**Task details**
Copy each line of the data below with the word "Snap".

BEGIN Dataset entries

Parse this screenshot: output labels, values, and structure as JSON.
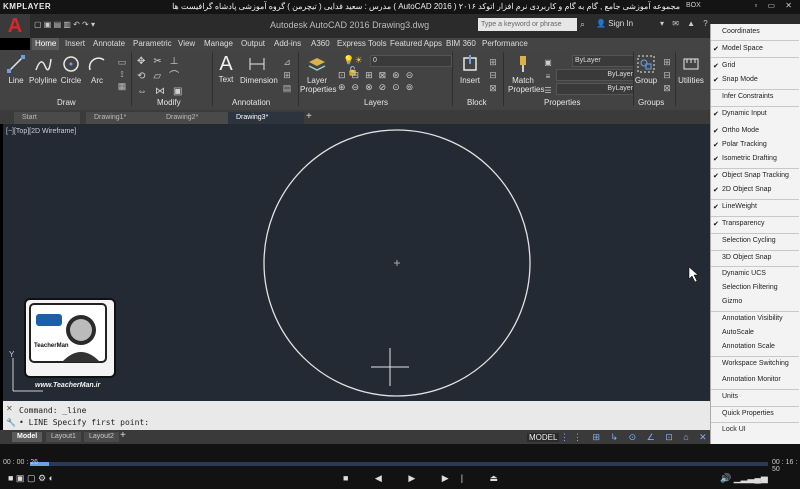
{
  "player": {
    "logo": "KMPLAYER",
    "title": "مجموعه آموزشی جامع , گام به گام و کاربردی نرم افزار اتوکد ۲۰۱۶ ( 2016 AutoCAD )  مدرس : سعید فدایی ( تیچرمن ) گروه آموزشی پادشاه گرافیست ها",
    "box_label": "BOX",
    "time_current": "00 : 00 : 26",
    "time_total": "00 : 16 : 50",
    "progress": 0.026
  },
  "acad": {
    "logo_letter": "A",
    "title": "Autodesk AutoCAD 2016   Drawing3.dwg",
    "search_placeholder": "Type a keyword or phrase",
    "sign_in": "Sign In",
    "tabs": [
      "Home",
      "Insert",
      "Annotate",
      "Parametric",
      "View",
      "Manage",
      "Output",
      "Add-ins",
      "A360",
      "Express Tools",
      "Featured Apps",
      "BIM 360",
      "Performance"
    ],
    "panels": {
      "draw": "Draw",
      "modify": "Modify",
      "annotation": "Annotation",
      "layers": "Layers",
      "block": "Block",
      "properties": "Properties",
      "groups": "Groups"
    },
    "tools": {
      "line": "Line",
      "polyline": "Polyline",
      "circle": "Circle",
      "arc": "Arc",
      "text": "Text",
      "dimension": "Dimension",
      "layer_properties_1": "Layer",
      "layer_properties_2": "Properties",
      "insert": "Insert",
      "match_properties_1": "Match",
      "match_properties_2": "Properties",
      "group": "Group",
      "utilities": "Utilities",
      "layer_value": "0",
      "bylayer_1": "ByLayer",
      "bylayer_2": "ByLayer",
      "bylayer_3": "ByLayer"
    },
    "file_tabs": [
      "Start",
      "Drawing1*",
      "Drawing2*",
      "Drawing3*"
    ],
    "view_label": "[−][Top][2D Wireframe]",
    "command_history": "Command: _line",
    "command_prompt": "• LINE Specify first point:",
    "layout_tabs": [
      "Model",
      "Layout1",
      "Layout2"
    ],
    "model_button": "MODEL",
    "watermark_site": "www.TeacherMan.ir",
    "watermark_label": "TeacherMan"
  },
  "menu": {
    "items": [
      {
        "label": "Coordinates",
        "checked": false
      },
      {
        "label": "Model Space",
        "checked": true
      },
      {
        "label": "Grid",
        "checked": true
      },
      {
        "label": "Snap Mode",
        "checked": true
      },
      {
        "label": "Infer Constraints",
        "checked": false
      },
      {
        "label": "Dynamic Input",
        "checked": true
      },
      {
        "label": "Ortho Mode",
        "checked": true
      },
      {
        "label": "Polar Tracking",
        "checked": true
      },
      {
        "label": "Isometric Drafting",
        "checked": true
      },
      {
        "label": "Object Snap Tracking",
        "checked": true
      },
      {
        "label": "2D Object Snap",
        "checked": true
      },
      {
        "label": "LineWeight",
        "checked": true
      },
      {
        "label": "Transparency",
        "checked": true
      },
      {
        "label": "Selection Cycling",
        "checked": false
      },
      {
        "label": "3D Object Snap",
        "checked": false
      },
      {
        "label": "Dynamic UCS",
        "checked": false
      },
      {
        "label": "Selection Filtering",
        "checked": false
      },
      {
        "label": "Gizmo",
        "checked": false
      },
      {
        "label": "Annotation Visibility",
        "checked": false
      },
      {
        "label": "AutoScale",
        "checked": false
      },
      {
        "label": "Annotation Scale",
        "checked": false
      },
      {
        "label": "Workspace Switching",
        "checked": false
      },
      {
        "label": "Annotation Monitor",
        "checked": false
      },
      {
        "label": "Units",
        "checked": false
      },
      {
        "label": "Quick Properties",
        "checked": false
      },
      {
        "label": "Lock UI",
        "checked": false
      }
    ]
  }
}
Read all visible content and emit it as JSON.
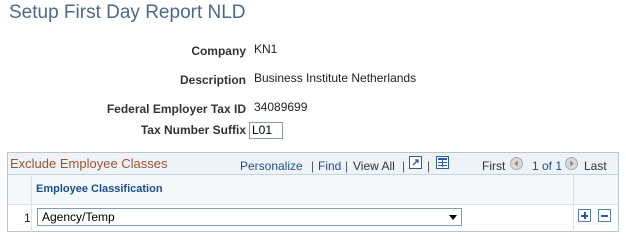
{
  "page": {
    "title": "Setup First Day Report NLD"
  },
  "fields": {
    "company": {
      "label": "Company",
      "value": "KN1"
    },
    "description": {
      "label": "Description",
      "value": "Business Institute Netherlands"
    },
    "federal_employer_tax_id": {
      "label": "Federal Employer Tax ID",
      "value": "34089699"
    },
    "tax_number_suffix": {
      "label": "Tax Number Suffix",
      "value": "L01"
    }
  },
  "grid": {
    "title": "Exclude Employee Classes",
    "nav": {
      "personalize": "Personalize",
      "find": "Find",
      "view_all": "View All",
      "first": "First",
      "range": "1 of 1",
      "last": "Last"
    },
    "columns": [
      "Employee Classification"
    ],
    "rows": [
      {
        "num": "1",
        "classification": "Agency/Temp"
      }
    ],
    "icons": {
      "zoom": "zoom-grid-icon",
      "download": "download-excel-icon",
      "prev": "previous-arrow-icon",
      "next": "next-arrow-icon",
      "add": "add-row-icon",
      "delete": "delete-row-icon"
    }
  },
  "colors": {
    "title": "#4a6a8a",
    "grid_title": "#a0522d",
    "link": "#1a4f8a",
    "grid_header_bg": "#eef3f8"
  }
}
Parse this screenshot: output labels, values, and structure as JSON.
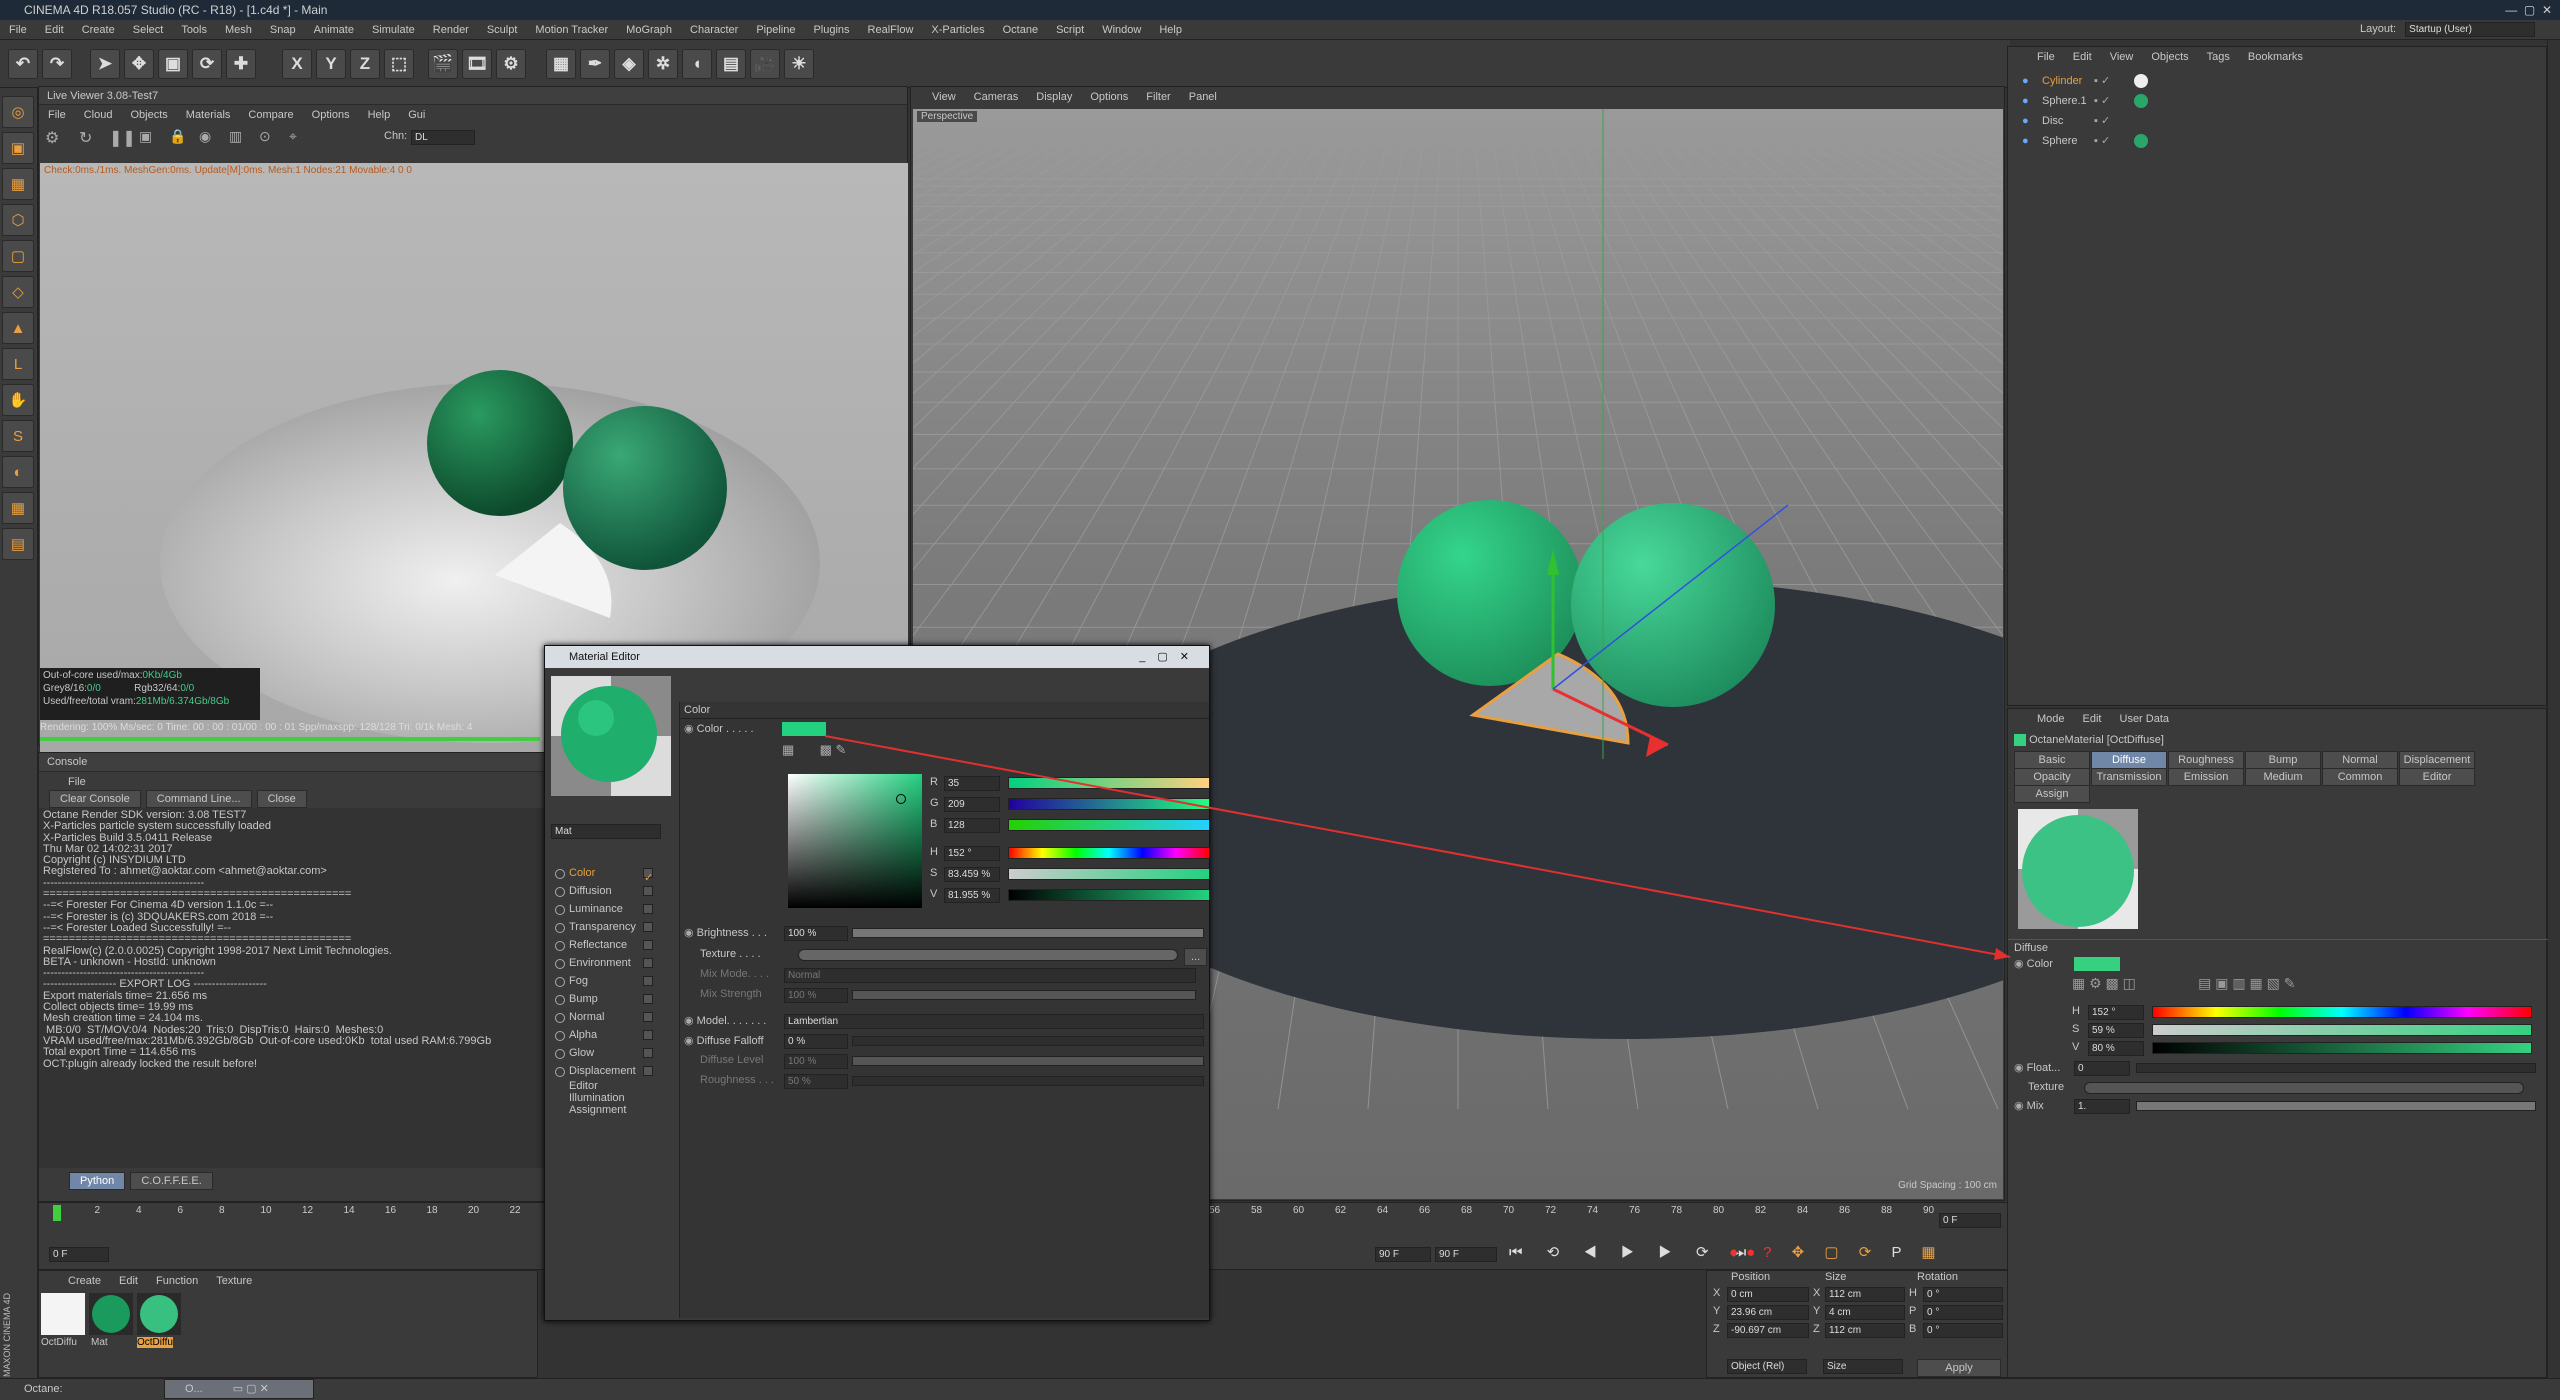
{
  "window": {
    "title": "CINEMA 4D R18.057 Studio (RC - R18) - [1.c4d *] - Main"
  },
  "main_menu": [
    "File",
    "Edit",
    "Create",
    "Select",
    "Tools",
    "Mesh",
    "Snap",
    "Animate",
    "Simulate",
    "Render",
    "Sculpt",
    "Motion Tracker",
    "MoGraph",
    "Character",
    "Pipeline",
    "Plugins",
    "RealFlow",
    "X-Particles",
    "Octane",
    "Script",
    "Window",
    "Help"
  ],
  "layout": {
    "label": "Layout:",
    "value": "Startup (User)"
  },
  "live_viewer": {
    "title": "Live Viewer 3.08-Test7",
    "menu": [
      "File",
      "Cloud",
      "Objects",
      "Materials",
      "Compare",
      "Options",
      "Help",
      "Gui"
    ],
    "chn_label": "Chn:",
    "chn_value": "DL",
    "status_line": "Check:0ms./1ms. MeshGen:0ms. Update[M]:0ms. Mesh:1 Nodes:21 Movable:4  0 0",
    "stats": {
      "ooc_label": "Out-of-core used/max:",
      "ooc_value": "0Kb/4Gb",
      "grey_label": "Grey8/16:",
      "grey_value": "0/0",
      "rgb_label": "Rgb32/64:",
      "rgb_value": "0/0",
      "vram_label": "Used/free/total vram:",
      "vram_value": "281Mb/6.374Gb/8Gb"
    },
    "render_line": "Rendering: 100% Ms/sec: 0    Time: 00 : 00 : 01/00 : 00 : 01  Spp/maxspp: 128/128    Tri: 0/1k  Mesh: 4"
  },
  "viewport": {
    "menu": [
      "View",
      "Cameras",
      "Display",
      "Options",
      "Filter",
      "Panel"
    ],
    "label": "Perspective",
    "grid_spacing": "Grid Spacing : 100 cm"
  },
  "object_manager": {
    "menu": [
      "File",
      "Edit",
      "View",
      "Objects",
      "Tags",
      "Bookmarks"
    ],
    "objects": [
      "Cylinder",
      "Sphere.1",
      "Disc",
      "Sphere"
    ]
  },
  "attributes": {
    "menu": [
      "Mode",
      "Edit",
      "User Data"
    ],
    "title": "OctaneMaterial [OctDiffuse]",
    "tabs_row1": [
      "Basic",
      "Diffuse",
      "Roughness",
      "Bump",
      "Normal",
      "Displacement"
    ],
    "tabs_row2": [
      "Opacity",
      "Transmission",
      "Emission",
      "Medium",
      "Common",
      "Editor"
    ],
    "tabs_row3": [
      "Assign"
    ],
    "active_tab": "Diffuse",
    "section": "Diffuse",
    "color_label": "Color",
    "h_label": "H",
    "h_value": "152 °",
    "s_label": "S",
    "s_value": "59 %",
    "v_label": "V",
    "v_value": "80 %",
    "float_label": "Float...",
    "float_value": "0",
    "texture_label": "Texture",
    "mix_label": "Mix",
    "mix_value": "1.",
    "color_hex": "#35d180"
  },
  "console": {
    "title": "Console",
    "menu": [
      "File"
    ],
    "buttons": [
      "Clear Console",
      "Command Line...",
      "Close"
    ],
    "lines": [
      "Octane Render SDK version: 3.08 TEST7",
      "",
      "X-Particles particle system successfully loaded",
      "X-Particles Build 3.5.0411 Release",
      "Thu Mar 02 14:02:31 2017",
      "Copyright (c) INSYDIUM LTD",
      "Registered To : ahmet@aoktar.com <ahmet@aoktar.com>",
      "--------------------------------------------",
      "",
      "================================================",
      "--=< Forester For Cinema 4D version 1.1.0c =--",
      "--=< Forester is (c) 3DQUAKERS.com 2018 =--",
      "--=< Forester Loaded Successfully! =--",
      "================================================",
      "",
      "RealFlow(c) (2.0.0.0025) Copyright 1998-2017 Next Limit Technologies.",
      "BETA - unknown - HostId: unknown",
      "--------------------------------------------",
      "-------------------- EXPORT LOG --------------------",
      "Export materials time= 21.656 ms",
      "Collect objects time= 19.99 ms",
      "Mesh creation time = 24.104 ms.",
      " MB:0/0  ST/MOV:0/4  Nodes:20  Tris:0  DispTris:0  Hairs:0  Meshes:0",
      "VRAM used/free/max:281Mb/6.392Gb/8Gb  Out-of-core used:0Kb  total used RAM:6.799Gb",
      "Total export Time = 114.656 ms",
      "OCT:plugin already locked the result before!"
    ],
    "lang_tabs": [
      "Python",
      "C.O.F.F.E.E."
    ]
  },
  "timeline": {
    "ticks_left": [
      "0",
      "2",
      "4",
      "6",
      "8",
      "10",
      "12",
      "14",
      "16",
      "18",
      "20",
      "22"
    ],
    "ticks_right": [
      "56",
      "58",
      "60",
      "62",
      "64",
      "66",
      "68",
      "70",
      "72",
      "74",
      "76",
      "78",
      "80",
      "82",
      "84",
      "86",
      "88",
      "90"
    ],
    "current_frame": "0 F",
    "start_field": "0 F",
    "end_field": "90 F",
    "end_field2": "90 F",
    "right_frame": "0 F"
  },
  "material_manager": {
    "menu": [
      "Create",
      "Edit",
      "Function",
      "Texture"
    ],
    "materials": [
      "OctDiffu",
      "Mat",
      "OctDiffu"
    ]
  },
  "coordinates": {
    "headers": [
      "Position",
      "Size",
      "Rotation"
    ],
    "rows": [
      {
        "axis": "X",
        "pos": "0 cm",
        "saxis": "X",
        "size": "112 cm",
        "raxis": "H",
        "rot": "0 °"
      },
      {
        "axis": "Y",
        "pos": "23.96 cm",
        "saxis": "Y",
        "size": "4 cm",
        "raxis": "P",
        "rot": "0 °"
      },
      {
        "axis": "Z",
        "pos": "-90.697 cm",
        "saxis": "Z",
        "size": "112 cm",
        "raxis": "B",
        "rot": "0 °"
      }
    ],
    "mode": "Object (Rel)",
    "size_mode": "Size",
    "apply": "Apply"
  },
  "material_editor": {
    "title": "Material Editor",
    "section": "Color",
    "color_label": "Color . . . . .",
    "name": "Mat",
    "channels": [
      "Color",
      "Diffusion",
      "Luminance",
      "Transparency",
      "Reflectance",
      "Environment",
      "Fog",
      "Bump",
      "Normal",
      "Alpha",
      "Glow",
      "Displacement",
      "Editor",
      "Illumination",
      "Assignment"
    ],
    "rgb": [
      {
        "label": "R",
        "value": "35"
      },
      {
        "label": "G",
        "value": "209"
      },
      {
        "label": "B",
        "value": "128"
      }
    ],
    "hsv": [
      {
        "label": "H",
        "value": "152 °"
      },
      {
        "label": "S",
        "value": "83.459 %"
      },
      {
        "label": "V",
        "value": "81.955 %"
      }
    ],
    "brightness_label": "Brightness . . .",
    "brightness_value": "100 %",
    "texture_label": "Texture . . . .",
    "mix_mode_label": "Mix Mode. . . .",
    "mix_mode_value": "Normal",
    "mix_strength_label": "Mix Strength",
    "mix_strength_value": "100 %",
    "model_label": "Model. . . . . . .",
    "model_value": "Lambertian",
    "diffuse_falloff_label": "Diffuse Falloff",
    "diffuse_falloff_value": "0 %",
    "diffuse_level_label": "Diffuse Level",
    "diffuse_level_value": "100 %",
    "roughness_label": "Roughness . . .",
    "roughness_value": "50 %",
    "color_hex": "#23d180"
  },
  "statusbar": {
    "text": "Octane:",
    "mini_window": "O..."
  },
  "side_labels": [
    "MAXON",
    "CINEMA 4D"
  ]
}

END Dataset entries

**Exercise solution**
        "label": "Snap Mode",
        "label": "Object Snap Tracking",
        "label": "2D Object Snap",
        "label": "3D Object Snap",
    "Snap",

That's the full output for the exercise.